## Work required:
Records follow. Pull out every line that contains "into".

## Data excerpts:
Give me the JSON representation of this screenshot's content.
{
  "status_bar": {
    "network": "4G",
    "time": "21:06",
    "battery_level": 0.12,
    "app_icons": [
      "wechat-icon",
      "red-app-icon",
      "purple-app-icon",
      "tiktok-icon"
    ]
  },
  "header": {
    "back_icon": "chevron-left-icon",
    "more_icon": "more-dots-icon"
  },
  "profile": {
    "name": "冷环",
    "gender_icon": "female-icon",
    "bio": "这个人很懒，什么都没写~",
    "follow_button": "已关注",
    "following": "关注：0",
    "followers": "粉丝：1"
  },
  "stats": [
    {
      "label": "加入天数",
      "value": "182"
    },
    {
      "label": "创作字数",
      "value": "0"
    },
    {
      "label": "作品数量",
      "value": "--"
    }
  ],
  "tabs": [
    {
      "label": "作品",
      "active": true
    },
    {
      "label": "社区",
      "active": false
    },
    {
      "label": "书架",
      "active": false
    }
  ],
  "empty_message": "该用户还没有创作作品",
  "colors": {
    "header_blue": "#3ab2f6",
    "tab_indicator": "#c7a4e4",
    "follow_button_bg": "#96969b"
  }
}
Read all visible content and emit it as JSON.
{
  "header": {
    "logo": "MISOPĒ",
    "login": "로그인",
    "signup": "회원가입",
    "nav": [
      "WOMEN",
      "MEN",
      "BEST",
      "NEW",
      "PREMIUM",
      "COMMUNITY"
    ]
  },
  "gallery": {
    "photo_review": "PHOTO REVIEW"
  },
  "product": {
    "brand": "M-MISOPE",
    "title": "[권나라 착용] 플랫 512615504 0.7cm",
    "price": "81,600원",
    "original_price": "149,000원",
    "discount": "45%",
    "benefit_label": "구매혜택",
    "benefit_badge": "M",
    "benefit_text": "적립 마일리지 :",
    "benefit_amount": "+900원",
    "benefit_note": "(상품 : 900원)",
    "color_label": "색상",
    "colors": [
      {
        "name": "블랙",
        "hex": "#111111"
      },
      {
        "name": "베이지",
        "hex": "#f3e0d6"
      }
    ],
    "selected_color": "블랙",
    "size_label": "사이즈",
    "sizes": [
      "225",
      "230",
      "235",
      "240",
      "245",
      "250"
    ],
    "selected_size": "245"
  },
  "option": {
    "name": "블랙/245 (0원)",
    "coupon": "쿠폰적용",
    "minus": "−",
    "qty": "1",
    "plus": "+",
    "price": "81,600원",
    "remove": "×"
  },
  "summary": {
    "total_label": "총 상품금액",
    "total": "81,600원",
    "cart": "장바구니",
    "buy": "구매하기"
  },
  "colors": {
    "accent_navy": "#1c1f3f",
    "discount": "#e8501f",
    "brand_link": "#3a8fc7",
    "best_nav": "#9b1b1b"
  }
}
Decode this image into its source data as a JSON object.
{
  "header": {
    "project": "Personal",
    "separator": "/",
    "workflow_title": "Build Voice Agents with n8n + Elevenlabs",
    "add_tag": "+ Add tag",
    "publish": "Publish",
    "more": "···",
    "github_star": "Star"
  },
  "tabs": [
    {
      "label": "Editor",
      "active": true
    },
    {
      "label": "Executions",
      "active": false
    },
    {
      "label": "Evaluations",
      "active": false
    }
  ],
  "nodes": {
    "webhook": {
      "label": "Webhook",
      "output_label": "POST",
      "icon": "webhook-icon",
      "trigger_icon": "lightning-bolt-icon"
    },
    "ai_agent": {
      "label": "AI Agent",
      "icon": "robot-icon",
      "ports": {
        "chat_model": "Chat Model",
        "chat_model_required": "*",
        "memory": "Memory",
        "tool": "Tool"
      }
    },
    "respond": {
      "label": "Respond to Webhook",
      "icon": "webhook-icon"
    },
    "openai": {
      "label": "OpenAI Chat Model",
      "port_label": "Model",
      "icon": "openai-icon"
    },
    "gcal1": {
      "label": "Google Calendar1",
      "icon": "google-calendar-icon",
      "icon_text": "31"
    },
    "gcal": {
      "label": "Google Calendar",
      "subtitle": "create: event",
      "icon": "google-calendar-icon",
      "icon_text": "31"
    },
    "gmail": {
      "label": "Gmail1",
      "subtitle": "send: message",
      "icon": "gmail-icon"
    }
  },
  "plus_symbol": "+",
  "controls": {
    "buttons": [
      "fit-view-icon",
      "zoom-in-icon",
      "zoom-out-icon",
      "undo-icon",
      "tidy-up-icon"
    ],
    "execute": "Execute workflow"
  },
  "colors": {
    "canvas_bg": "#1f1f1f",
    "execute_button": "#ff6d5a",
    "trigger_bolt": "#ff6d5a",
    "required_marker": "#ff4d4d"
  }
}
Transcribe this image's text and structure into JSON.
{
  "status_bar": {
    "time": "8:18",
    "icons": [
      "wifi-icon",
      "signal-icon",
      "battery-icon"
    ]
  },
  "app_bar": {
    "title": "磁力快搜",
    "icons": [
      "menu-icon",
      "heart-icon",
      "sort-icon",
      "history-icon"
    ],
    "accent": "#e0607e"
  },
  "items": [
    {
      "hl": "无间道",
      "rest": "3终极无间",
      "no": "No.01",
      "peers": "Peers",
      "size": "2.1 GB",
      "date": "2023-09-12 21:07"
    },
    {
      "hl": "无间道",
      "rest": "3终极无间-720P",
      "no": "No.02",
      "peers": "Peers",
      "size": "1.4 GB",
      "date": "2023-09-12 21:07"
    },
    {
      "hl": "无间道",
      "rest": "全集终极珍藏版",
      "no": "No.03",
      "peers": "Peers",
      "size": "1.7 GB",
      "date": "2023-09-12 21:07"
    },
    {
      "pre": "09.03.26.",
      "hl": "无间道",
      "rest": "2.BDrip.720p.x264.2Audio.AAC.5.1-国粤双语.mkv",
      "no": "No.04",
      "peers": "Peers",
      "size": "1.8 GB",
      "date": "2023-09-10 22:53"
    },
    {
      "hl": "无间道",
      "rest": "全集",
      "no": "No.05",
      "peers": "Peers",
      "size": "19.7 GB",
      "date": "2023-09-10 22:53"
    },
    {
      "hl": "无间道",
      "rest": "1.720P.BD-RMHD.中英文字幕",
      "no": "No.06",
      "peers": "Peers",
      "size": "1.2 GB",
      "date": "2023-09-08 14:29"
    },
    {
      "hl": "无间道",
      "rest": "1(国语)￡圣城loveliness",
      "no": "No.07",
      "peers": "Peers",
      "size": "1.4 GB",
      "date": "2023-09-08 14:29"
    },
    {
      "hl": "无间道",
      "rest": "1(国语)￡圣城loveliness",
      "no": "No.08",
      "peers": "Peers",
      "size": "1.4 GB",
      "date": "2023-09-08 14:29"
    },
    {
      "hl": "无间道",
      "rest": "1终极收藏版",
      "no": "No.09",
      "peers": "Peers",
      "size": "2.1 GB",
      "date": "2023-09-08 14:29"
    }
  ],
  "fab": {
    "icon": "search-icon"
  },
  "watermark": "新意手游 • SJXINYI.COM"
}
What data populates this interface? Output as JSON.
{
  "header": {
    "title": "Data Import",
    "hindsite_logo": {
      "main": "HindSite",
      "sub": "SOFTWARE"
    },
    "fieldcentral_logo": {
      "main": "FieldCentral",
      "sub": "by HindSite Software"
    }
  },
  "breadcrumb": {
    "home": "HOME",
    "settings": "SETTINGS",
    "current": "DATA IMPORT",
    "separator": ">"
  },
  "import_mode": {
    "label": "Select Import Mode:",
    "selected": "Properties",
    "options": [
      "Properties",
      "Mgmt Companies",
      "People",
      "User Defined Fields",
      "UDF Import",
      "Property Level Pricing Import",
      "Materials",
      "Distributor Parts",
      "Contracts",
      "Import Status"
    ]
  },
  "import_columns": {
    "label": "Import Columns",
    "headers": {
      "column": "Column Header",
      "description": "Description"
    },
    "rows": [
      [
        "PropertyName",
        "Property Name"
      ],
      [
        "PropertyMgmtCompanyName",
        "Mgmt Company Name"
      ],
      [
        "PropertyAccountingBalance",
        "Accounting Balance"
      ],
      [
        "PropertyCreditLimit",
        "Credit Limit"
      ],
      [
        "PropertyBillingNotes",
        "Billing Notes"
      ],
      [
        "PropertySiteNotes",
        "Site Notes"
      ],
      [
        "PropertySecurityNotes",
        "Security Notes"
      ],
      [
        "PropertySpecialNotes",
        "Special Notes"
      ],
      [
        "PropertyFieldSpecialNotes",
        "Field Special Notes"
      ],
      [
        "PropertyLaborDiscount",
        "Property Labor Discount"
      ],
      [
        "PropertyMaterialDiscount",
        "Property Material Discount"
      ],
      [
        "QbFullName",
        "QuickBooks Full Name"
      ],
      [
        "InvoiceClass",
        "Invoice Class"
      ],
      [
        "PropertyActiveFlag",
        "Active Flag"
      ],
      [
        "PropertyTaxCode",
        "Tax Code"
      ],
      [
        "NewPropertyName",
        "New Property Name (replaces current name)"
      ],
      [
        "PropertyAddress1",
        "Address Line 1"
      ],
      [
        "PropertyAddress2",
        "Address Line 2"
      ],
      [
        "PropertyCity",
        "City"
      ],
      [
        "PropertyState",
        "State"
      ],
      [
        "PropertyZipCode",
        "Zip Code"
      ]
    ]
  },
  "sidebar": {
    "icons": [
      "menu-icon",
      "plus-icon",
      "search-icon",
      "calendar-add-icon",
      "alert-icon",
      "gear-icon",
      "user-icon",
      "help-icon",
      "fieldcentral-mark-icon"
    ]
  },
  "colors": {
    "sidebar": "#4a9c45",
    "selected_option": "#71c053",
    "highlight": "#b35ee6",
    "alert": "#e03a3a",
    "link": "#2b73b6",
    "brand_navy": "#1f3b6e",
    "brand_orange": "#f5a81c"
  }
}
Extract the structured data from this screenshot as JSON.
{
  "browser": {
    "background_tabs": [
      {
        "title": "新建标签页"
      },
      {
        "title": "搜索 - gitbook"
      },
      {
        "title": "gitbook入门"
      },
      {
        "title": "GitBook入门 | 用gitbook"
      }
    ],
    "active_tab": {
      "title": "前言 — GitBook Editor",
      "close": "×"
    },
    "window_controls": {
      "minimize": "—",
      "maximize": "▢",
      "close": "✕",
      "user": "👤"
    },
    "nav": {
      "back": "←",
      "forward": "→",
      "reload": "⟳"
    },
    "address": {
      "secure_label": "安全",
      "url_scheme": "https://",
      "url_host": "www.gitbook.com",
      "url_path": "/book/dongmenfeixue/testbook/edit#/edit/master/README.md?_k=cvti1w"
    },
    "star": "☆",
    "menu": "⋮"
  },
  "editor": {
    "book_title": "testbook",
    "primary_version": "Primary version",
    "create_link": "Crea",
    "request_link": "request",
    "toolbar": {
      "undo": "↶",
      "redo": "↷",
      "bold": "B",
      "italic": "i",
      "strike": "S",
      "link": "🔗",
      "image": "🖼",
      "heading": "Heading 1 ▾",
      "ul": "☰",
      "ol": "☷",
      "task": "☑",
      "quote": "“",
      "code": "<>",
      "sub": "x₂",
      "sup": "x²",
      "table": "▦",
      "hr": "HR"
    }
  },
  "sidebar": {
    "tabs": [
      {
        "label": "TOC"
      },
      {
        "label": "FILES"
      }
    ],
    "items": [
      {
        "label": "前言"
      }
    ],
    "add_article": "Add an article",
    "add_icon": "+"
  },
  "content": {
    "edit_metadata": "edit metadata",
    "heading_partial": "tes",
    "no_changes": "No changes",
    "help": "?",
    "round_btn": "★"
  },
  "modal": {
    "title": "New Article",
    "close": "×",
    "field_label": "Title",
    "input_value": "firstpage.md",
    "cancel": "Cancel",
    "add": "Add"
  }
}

## Full solution:
Decode this image into its source data as a JSON object.
Transcribe this image's text and structure into JSON.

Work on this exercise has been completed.